▶ _Exercise goal_:
Copy out the data below as written; omit any images.

-- start Supplied data --

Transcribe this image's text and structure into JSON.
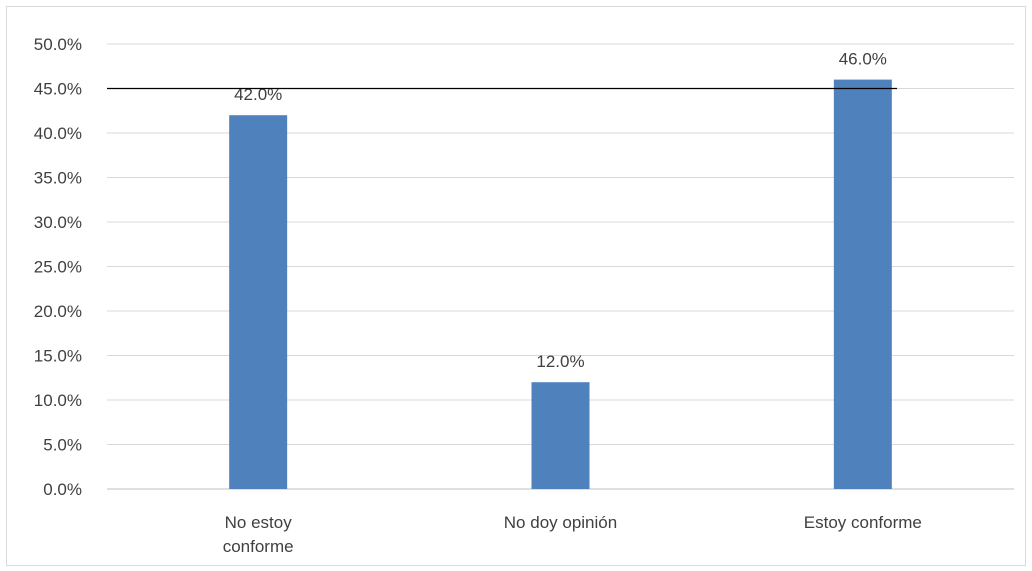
{
  "chart_data": {
    "type": "bar",
    "categories": [
      "No estoy conforme",
      "No doy opinión",
      "Estoy conforme"
    ],
    "category_label_lines": [
      [
        "No estoy",
        "conforme"
      ],
      [
        "No doy opinión"
      ],
      [
        "Estoy conforme"
      ]
    ],
    "values": [
      42.0,
      12.0,
      46.0
    ],
    "data_labels": [
      "42.0%",
      "12.0%",
      "46.0%"
    ],
    "y_ticks": [
      "0.0%",
      "5.0%",
      "10.0%",
      "15.0%",
      "20.0%",
      "25.0%",
      "30.0%",
      "35.0%",
      "40.0%",
      "45.0%",
      "50.0%"
    ],
    "ylim": [
      0,
      50
    ],
    "reference_line": 45,
    "grid": true,
    "legend": "none",
    "title": "",
    "xlabel": "",
    "ylabel": "",
    "colors": {
      "bar": "#4f81bd",
      "grid": "#d9d9d9",
      "reference_line": "#000000",
      "axis": "#bfbfbf",
      "text": "#404040"
    }
  }
}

-- end Supplied data --

▶ _Correct answer_:
Transcribe this image's text and structure into JSON.
{
  "chart_data": {
    "type": "bar",
    "categories": [
      "No estoy conforme",
      "No doy opinión",
      "Estoy conforme"
    ],
    "category_label_lines": [
      [
        "No estoy",
        "conforme"
      ],
      [
        "No doy opinión"
      ],
      [
        "Estoy conforme"
      ]
    ],
    "values": [
      42.0,
      12.0,
      46.0
    ],
    "data_labels": [
      "42.0%",
      "12.0%",
      "46.0%"
    ],
    "y_ticks": [
      "0.0%",
      "5.0%",
      "10.0%",
      "15.0%",
      "20.0%",
      "25.0%",
      "30.0%",
      "35.0%",
      "40.0%",
      "45.0%",
      "50.0%"
    ],
    "ylim": [
      0,
      50
    ],
    "reference_line": 45,
    "grid": true,
    "legend": "none",
    "title": "",
    "xlabel": "",
    "ylabel": "",
    "colors": {
      "bar": "#4f81bd",
      "grid": "#d9d9d9",
      "reference_line": "#000000",
      "axis": "#bfbfbf",
      "text": "#404040"
    }
  }
}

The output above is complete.